“It’s better to be lucky than good.”
When I asked my mom about the incident that left me bloody and scarred when I was one year old, she chose to conclude her story with these words. I don’t blame her. When a three-by-four-foot solid glass pane whacks you in the face and explodes into a million razor-sharp pieces before you can recite your ABCs, it helps to have a bit of luck on your side.
I used to live in Singapore, a tiny island nation off the coast of Malaysia, a sort of sweltering, tropical paradise on earth. Unlike my parents, I was not born there, but I did live there as a toddler during the short interim in which my parents were deciding whether to stay and raise me in Singapore, where their families and friends lived, or to move to the US in search of new opportunities. They ended up choosing the latter, trading in chicken rice and satays for water ice and pizza.

• [Information]:
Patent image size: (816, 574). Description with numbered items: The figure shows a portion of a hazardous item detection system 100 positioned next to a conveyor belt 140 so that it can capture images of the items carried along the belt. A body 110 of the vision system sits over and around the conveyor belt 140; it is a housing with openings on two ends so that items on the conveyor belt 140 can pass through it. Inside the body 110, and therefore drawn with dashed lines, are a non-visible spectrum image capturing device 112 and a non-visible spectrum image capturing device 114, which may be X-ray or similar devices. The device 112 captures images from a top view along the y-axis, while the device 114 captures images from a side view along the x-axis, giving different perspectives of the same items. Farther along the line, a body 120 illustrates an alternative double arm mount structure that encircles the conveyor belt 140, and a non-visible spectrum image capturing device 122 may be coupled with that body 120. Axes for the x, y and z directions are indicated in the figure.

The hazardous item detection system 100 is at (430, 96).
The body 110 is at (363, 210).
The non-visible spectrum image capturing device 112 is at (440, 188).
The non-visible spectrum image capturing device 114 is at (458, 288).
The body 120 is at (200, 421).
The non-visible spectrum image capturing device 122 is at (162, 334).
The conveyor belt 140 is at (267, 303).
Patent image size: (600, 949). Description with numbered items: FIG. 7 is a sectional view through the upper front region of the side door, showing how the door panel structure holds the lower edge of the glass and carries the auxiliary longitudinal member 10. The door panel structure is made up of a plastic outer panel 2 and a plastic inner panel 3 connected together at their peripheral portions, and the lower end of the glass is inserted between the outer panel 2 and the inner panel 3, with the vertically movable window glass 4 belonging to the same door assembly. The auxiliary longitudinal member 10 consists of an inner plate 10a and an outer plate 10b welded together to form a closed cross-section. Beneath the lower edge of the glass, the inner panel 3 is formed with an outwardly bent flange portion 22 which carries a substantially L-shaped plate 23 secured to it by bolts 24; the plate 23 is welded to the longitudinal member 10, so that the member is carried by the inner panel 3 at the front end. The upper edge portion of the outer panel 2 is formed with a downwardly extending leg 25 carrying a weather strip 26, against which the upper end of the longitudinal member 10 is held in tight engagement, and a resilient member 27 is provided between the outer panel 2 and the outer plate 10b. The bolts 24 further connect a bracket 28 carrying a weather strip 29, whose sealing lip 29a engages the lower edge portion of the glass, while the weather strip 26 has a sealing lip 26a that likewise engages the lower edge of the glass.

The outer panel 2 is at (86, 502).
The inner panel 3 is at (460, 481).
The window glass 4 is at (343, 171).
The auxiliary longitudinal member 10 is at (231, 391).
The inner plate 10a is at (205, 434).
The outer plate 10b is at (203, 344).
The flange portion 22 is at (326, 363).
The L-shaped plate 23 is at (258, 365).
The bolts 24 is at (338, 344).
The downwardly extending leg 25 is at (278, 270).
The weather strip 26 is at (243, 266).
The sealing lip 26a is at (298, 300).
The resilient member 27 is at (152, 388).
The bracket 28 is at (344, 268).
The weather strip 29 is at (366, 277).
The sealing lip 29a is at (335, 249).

• [To do]:
**a.** Reproduce the passage of the glass-pane story from "When I asked" to "ice and pizza." word for word.
**b.** Go on with the story about the glass pane and Singapore from the point where it stops.

• [Solved problems]:
**a.**
When I asked my mom about the incident that left me bloody and scarred when I was one year old, she chose to conclude her story with these words. I don’t blame her. When a three-by-four-foot solid glass pane whacks you in the face and explodes into a million razor-sharp pieces before you can recite your ABCs, it helps to have a bit of luck on your side.
I used to live in Singapore, a tiny island nation off the coast of Malaysia, a sort of sweltering, tropical paradise on earth. Unlike my parents, I was not born there, but I did live there as a toddler during the short interim in which my parents were deciding whether to stay and raise me in Singapore, where their families and friends lived, or to move to the US in search of new opportunities. They ended up choosing the latter, trading in chicken rice and satays for water ice and pizza.

**b.**
One day, my dad was out of town for a conference. My mom was thus charged with the duty of looking after me, a scrappy, barely postnatal ball of pure energy. As she never fails to let me know, my behavior tended to be on the more hyperactive side; I loved to run around and wriggle into places I didn’t belong, all the while screaming my head off like a banshee on amphetamines. She would give me fruit-flavored popsicles to pacify me, but my thirst for blood was insatiable. I would claw, scratch, and pinch my mom while she carried me, leaving marks in my tireless search for self-stimulation. But, as she would admit later to me, she didn’t mind my behavior too much. She endured my rabid assaults on her mental and physical well-being with her love. Somehow.
In the kitchen stood a small, pink mini-fridge. On top sat a glass pane, placed just high enough off the ground to hang over my squishy head. Whether through divine intervention or plain human curiosity, I approached the glass pane and grabbed it with my grubby hands. Then, using my body as a counterweight and the edge of the fridge as a fulcrum, I levered the pane off its resting place and flipped it directly onto my face. The pane shattered with a sickening crash, sending shards into my body.
My mom rushed over to see me, lying in a field of shimmering glass, blood streaming down my face. She sprung into action. She had no way of contacting my dad, so she swooped me up and took me herself to the National University Hospital’s emergency room, praying that I would be alright.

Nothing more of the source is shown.